→ Given task
Pull out every line of the material that contains the string "Finanças", matching its case exactly, and copy each one unchanged.

→ Data in this exercise
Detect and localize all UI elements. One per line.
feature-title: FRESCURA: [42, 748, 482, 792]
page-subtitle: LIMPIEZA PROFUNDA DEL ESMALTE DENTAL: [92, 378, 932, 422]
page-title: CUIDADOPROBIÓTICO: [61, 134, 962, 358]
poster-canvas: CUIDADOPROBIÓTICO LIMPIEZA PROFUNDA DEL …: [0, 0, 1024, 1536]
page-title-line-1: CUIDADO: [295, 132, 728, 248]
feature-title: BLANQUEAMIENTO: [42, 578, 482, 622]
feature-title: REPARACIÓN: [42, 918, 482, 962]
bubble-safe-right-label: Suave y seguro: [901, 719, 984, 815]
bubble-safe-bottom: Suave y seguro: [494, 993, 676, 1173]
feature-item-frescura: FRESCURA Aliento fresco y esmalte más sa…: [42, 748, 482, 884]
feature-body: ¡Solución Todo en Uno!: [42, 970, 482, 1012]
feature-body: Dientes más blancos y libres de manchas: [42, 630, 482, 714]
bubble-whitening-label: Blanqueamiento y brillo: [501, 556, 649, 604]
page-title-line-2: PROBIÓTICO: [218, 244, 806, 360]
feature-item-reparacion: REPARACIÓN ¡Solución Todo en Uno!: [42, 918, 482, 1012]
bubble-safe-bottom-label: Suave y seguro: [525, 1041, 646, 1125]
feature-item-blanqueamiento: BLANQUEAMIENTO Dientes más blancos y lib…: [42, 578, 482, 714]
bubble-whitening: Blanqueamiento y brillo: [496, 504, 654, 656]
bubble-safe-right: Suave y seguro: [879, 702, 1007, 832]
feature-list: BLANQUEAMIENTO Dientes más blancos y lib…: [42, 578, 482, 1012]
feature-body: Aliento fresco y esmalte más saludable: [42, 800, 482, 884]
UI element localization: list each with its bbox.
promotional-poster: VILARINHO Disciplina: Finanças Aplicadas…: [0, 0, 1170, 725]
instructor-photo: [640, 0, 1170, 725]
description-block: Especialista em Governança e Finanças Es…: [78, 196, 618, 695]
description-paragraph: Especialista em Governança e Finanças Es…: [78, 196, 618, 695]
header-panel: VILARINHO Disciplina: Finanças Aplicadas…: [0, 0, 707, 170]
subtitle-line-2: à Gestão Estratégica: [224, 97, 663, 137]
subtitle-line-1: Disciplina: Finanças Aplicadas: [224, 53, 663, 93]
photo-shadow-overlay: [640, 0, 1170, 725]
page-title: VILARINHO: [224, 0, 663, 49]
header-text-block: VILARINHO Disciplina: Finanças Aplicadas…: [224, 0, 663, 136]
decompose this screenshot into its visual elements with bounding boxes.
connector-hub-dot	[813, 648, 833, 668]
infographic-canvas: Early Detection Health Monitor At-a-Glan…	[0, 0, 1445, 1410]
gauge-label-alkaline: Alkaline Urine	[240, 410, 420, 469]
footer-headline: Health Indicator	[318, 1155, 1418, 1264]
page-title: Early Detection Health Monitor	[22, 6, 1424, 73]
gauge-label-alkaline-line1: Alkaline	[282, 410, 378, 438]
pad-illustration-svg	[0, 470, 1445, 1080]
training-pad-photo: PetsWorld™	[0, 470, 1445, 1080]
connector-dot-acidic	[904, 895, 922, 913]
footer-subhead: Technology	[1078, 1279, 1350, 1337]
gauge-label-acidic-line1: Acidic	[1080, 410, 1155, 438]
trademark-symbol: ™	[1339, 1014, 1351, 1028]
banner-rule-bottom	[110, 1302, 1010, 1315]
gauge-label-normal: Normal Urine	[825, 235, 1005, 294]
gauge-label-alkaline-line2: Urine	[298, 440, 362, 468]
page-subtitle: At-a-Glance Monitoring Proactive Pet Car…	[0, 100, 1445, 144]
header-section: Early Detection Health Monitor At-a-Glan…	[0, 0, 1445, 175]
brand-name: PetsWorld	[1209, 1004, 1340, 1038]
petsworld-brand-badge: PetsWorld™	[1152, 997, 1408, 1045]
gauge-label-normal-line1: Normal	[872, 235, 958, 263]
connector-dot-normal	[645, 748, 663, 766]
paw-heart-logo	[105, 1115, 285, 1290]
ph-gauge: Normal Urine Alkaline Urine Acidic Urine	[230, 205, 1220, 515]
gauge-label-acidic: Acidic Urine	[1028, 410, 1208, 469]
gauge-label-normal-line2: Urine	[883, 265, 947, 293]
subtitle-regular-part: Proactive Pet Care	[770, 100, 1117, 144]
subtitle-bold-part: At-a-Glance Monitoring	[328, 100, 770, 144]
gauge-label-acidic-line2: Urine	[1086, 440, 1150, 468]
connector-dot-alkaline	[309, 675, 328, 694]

→ Solution for this task
promotional-poster: VILARINHO Disciplina: Finanças Aplicadas…: [0, 0, 1170, 725]
description-block: Especialista em Governança e Finanças Es…: [78, 196, 618, 695]
description-paragraph: Especialista em Governança e Finanças Es…: [78, 196, 618, 695]
header-panel: VILARINHO Disciplina: Finanças Aplicadas…: [0, 0, 707, 170]
subtitle-line-1: Disciplina: Finanças Aplicadas: [224, 53, 663, 93]
header-text-block: VILARINHO Disciplina: Finanças Aplicadas…: [224, 0, 663, 136]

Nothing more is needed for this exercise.